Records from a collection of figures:
BEGIN

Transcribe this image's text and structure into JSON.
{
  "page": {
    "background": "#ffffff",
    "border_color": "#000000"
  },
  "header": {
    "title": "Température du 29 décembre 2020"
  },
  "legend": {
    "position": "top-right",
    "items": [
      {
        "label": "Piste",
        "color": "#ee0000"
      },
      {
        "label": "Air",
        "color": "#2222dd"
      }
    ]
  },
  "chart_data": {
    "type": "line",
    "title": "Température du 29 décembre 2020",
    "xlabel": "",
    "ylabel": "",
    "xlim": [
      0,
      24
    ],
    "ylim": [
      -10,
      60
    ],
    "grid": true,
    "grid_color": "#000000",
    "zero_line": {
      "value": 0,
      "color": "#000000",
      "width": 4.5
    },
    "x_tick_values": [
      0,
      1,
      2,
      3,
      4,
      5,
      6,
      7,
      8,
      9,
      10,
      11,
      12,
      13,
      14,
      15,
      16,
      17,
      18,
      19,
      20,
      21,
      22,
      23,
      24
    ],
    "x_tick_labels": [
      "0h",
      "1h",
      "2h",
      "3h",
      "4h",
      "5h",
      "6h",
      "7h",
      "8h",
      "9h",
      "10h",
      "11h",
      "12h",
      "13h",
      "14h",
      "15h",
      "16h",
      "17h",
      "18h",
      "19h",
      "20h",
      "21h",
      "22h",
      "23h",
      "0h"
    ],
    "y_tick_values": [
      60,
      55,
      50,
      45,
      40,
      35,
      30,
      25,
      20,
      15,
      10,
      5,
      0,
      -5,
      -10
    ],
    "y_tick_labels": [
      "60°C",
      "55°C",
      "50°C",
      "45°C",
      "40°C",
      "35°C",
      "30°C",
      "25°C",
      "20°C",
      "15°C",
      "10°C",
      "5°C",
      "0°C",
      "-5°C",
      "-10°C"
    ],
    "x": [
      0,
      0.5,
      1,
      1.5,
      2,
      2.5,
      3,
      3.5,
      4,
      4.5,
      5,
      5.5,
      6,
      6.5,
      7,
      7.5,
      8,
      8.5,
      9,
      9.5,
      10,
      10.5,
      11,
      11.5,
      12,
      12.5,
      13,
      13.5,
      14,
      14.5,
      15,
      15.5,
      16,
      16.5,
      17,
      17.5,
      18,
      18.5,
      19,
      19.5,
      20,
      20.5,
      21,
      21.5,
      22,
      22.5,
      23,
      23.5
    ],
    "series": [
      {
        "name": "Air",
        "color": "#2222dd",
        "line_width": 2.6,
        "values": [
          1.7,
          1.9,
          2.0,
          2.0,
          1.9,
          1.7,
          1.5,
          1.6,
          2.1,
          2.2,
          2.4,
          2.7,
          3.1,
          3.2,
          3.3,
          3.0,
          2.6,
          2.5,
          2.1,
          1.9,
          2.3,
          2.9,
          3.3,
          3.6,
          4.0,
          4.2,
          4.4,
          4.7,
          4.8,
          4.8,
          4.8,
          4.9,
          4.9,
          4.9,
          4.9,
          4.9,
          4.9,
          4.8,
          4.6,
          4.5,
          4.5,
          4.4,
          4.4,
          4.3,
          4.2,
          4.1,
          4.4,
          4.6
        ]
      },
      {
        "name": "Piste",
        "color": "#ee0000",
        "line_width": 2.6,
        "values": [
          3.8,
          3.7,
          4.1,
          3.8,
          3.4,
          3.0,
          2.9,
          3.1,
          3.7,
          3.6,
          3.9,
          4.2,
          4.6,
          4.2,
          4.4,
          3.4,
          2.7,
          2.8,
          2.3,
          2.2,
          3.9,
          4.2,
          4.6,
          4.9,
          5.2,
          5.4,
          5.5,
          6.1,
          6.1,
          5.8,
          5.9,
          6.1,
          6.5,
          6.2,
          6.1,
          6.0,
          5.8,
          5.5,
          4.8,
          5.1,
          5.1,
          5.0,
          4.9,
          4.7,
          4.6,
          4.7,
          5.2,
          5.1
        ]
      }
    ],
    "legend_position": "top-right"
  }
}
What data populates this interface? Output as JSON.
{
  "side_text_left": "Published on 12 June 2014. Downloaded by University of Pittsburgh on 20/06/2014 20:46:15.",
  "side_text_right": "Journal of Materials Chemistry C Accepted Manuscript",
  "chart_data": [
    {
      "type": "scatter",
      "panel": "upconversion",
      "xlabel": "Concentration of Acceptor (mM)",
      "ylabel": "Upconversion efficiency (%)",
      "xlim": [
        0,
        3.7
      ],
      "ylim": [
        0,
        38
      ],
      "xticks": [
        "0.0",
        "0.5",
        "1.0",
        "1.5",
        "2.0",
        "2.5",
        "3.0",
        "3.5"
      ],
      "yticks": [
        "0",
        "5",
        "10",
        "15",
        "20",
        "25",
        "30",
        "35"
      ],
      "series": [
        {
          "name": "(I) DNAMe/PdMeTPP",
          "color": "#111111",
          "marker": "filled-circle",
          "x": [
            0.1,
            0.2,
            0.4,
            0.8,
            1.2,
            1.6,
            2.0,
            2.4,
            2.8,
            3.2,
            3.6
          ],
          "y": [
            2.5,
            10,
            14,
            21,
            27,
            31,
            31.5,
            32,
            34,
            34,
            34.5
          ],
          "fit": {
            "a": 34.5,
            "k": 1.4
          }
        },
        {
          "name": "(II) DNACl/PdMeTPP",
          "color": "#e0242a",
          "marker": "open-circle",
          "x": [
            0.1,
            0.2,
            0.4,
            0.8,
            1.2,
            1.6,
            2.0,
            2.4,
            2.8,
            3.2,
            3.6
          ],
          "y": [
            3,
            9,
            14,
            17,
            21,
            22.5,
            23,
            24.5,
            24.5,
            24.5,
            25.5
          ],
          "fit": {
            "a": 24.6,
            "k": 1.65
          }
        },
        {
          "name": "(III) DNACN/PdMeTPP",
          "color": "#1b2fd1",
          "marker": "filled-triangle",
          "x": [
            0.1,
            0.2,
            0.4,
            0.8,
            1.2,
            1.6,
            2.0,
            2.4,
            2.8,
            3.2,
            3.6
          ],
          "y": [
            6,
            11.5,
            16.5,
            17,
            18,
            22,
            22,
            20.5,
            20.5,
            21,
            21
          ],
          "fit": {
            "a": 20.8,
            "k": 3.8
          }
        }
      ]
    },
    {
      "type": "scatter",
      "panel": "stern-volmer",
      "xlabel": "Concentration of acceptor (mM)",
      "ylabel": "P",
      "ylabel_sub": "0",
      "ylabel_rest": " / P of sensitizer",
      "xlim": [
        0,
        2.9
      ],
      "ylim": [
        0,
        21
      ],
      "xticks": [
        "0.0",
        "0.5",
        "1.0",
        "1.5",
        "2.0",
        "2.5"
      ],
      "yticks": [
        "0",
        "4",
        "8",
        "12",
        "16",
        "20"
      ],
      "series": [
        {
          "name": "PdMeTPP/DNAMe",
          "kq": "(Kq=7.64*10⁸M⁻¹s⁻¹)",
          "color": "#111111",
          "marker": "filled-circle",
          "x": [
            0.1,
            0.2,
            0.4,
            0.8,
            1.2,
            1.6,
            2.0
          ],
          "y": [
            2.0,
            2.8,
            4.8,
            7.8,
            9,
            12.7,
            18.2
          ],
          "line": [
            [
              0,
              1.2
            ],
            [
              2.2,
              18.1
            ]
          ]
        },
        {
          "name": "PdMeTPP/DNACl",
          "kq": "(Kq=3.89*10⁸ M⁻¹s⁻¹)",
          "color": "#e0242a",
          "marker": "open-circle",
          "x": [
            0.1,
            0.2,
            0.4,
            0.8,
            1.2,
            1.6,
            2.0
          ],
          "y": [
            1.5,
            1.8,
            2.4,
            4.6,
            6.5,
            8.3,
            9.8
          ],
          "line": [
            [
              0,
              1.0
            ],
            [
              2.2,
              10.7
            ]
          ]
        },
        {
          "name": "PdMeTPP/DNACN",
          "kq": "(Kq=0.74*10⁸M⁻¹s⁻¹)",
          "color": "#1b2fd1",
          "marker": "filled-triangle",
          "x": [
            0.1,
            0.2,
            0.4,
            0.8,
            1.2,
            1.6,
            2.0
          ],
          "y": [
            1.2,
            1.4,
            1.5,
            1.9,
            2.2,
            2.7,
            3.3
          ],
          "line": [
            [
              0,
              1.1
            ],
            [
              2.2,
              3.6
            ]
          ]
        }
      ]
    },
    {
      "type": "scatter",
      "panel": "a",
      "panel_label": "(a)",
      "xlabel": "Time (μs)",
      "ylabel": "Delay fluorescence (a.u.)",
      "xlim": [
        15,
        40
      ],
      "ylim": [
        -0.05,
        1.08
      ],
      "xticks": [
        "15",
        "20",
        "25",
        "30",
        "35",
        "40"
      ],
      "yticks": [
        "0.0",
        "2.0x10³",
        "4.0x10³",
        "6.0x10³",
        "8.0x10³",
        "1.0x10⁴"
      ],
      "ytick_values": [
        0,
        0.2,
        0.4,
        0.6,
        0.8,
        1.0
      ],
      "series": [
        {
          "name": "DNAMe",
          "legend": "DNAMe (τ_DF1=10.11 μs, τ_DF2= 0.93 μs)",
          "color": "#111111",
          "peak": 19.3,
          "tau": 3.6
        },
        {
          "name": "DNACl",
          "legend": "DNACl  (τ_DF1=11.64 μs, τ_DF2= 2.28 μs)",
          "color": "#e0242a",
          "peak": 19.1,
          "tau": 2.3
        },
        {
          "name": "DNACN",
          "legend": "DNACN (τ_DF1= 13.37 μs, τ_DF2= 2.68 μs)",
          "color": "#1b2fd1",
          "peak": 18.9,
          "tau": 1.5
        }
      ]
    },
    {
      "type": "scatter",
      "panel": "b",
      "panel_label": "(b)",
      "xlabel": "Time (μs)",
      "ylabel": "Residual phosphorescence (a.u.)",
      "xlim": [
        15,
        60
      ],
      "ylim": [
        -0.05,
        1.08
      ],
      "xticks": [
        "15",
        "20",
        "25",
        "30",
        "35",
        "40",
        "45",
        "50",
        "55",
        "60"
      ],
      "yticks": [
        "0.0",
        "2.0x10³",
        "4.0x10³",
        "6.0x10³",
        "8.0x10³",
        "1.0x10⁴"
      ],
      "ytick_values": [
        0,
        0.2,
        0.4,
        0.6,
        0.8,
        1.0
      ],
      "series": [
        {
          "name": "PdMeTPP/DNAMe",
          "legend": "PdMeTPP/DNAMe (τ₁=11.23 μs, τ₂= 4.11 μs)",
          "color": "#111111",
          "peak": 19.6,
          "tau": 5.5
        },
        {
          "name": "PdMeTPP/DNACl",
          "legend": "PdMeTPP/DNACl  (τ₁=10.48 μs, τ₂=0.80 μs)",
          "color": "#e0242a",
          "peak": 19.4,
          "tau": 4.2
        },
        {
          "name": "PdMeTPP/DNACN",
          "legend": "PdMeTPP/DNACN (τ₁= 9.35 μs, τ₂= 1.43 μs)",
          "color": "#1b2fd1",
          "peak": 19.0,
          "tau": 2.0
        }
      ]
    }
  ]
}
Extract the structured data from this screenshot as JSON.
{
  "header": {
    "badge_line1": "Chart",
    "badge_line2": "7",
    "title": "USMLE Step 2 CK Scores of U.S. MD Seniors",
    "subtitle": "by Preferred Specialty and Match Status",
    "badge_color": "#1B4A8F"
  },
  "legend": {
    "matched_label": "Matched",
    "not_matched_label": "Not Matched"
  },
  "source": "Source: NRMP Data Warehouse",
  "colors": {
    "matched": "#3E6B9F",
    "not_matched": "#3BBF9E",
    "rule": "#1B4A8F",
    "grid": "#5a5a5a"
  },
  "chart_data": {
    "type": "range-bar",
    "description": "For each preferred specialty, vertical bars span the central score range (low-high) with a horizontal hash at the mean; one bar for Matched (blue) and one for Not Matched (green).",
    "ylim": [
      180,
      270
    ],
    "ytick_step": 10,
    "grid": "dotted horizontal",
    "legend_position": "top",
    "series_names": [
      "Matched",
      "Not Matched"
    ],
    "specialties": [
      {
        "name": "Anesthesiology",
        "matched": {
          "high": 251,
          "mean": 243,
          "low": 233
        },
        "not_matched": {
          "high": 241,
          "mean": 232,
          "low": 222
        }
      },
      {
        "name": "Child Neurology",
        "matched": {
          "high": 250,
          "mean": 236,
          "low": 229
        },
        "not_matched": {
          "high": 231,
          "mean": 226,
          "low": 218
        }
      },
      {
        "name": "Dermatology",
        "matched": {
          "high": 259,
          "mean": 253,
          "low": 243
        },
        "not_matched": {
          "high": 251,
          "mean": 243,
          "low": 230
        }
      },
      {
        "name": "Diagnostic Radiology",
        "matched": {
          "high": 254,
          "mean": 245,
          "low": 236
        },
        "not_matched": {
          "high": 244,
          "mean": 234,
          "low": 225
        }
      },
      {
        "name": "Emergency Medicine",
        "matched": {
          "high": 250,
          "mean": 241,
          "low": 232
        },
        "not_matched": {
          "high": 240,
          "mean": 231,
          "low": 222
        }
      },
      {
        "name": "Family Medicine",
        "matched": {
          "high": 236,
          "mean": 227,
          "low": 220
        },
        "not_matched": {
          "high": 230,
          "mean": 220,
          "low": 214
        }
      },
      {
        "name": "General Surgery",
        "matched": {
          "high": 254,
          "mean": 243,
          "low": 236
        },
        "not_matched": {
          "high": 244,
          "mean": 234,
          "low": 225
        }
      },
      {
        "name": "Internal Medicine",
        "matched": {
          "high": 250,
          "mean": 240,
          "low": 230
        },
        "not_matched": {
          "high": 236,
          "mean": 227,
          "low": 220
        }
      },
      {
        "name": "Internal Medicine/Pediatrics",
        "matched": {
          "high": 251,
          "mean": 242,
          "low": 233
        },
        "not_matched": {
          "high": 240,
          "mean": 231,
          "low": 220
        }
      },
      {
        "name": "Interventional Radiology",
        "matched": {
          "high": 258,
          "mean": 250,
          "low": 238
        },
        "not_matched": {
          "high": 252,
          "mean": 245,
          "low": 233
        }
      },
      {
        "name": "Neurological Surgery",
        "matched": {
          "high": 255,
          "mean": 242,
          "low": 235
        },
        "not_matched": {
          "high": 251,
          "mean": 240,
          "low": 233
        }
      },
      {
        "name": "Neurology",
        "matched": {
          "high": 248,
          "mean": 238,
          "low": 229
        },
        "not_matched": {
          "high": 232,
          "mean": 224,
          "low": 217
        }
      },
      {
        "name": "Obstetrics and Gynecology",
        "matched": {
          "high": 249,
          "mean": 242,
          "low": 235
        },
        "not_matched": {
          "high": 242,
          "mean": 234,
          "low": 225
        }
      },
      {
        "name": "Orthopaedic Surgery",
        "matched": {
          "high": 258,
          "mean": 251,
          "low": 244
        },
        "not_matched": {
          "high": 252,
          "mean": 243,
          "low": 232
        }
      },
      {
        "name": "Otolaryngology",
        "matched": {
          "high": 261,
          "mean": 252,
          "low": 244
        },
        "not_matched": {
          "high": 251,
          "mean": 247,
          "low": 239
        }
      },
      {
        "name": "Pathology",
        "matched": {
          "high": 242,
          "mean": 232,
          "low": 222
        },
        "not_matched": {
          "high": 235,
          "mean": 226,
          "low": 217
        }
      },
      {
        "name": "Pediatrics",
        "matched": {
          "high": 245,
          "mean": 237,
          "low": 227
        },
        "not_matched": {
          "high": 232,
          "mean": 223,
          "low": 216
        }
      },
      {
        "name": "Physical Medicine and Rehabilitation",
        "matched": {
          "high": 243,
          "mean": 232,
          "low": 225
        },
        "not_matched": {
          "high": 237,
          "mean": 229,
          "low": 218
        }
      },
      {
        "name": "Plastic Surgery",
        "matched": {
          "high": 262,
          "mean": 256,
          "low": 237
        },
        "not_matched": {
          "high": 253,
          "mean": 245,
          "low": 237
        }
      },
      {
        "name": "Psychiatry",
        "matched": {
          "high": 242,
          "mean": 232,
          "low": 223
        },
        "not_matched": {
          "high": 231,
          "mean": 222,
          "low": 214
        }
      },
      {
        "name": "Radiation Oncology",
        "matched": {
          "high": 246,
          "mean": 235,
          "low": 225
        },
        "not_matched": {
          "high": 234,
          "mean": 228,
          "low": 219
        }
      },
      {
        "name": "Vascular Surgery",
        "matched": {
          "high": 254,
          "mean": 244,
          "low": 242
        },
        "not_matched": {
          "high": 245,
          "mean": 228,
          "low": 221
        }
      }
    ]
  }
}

END

◆ WRITTEN TASK
Copy out every line of the data that includes "JSON".

◆ ANSWER TO THIS EXERCISE
Transcribe this image's text and structure into JSON.
What data populates this interface? Output as JSON.
Extract the structured data from this screenshot as JSON.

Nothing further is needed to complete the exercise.